Set problem — Extract every entry word for word.

Data supplied —
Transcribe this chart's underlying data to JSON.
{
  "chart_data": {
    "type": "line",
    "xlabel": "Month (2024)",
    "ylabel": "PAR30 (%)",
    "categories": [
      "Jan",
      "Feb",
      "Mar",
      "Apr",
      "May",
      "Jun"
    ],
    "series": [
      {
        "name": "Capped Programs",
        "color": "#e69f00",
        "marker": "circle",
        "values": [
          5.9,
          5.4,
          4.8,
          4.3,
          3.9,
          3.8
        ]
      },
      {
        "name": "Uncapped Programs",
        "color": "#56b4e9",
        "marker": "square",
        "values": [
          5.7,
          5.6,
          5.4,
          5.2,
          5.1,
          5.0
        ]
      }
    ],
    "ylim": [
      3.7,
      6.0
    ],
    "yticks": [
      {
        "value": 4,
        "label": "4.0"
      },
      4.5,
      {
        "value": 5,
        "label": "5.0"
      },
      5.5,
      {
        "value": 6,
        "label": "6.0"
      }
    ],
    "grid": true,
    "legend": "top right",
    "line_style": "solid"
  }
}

Answer to this exercise —
Transcribe this chart's underlying data to JSON.
{
  "chart_data": {
    "type": "line",
    "xlabel": "Month (2024)",
    "ylabel": "PAR30 (%)",
    "categories": [
      "Jan",
      "Feb",
      "Mar",
      "Apr",
      "May",
      "Jun"
    ],
    "series": [
      {
        "name": "Capped Programs",
        "color": "#e69f00",
        "marker": "circle",
        "values": [
          5.9,
          5.4,
          4.8,
          4.3,
          3.9,
          3.8
        ]
      },
      {
        "name": "Uncapped Programs",
        "color": "#56b4e9",
        "marker": "square",
        "values": [
          5.7,
          5.6,
          5.4,
          5.2,
          5.1,
          5.0
        ]
      }
    ],
    "ylim": [
      3.7,
      6.0
    ],
    "yticks": [
      {
        "value": 4,
        "label": "4.0"
      },
      4.5,
      {
        "value": 5,
        "label": "5.0"
      },
      5.5,
      {
        "value": 6,
        "label": "6.0"
      }
    ],
    "grid": true,
    "legend": "top right",
    "line_style": "solid"
  }
}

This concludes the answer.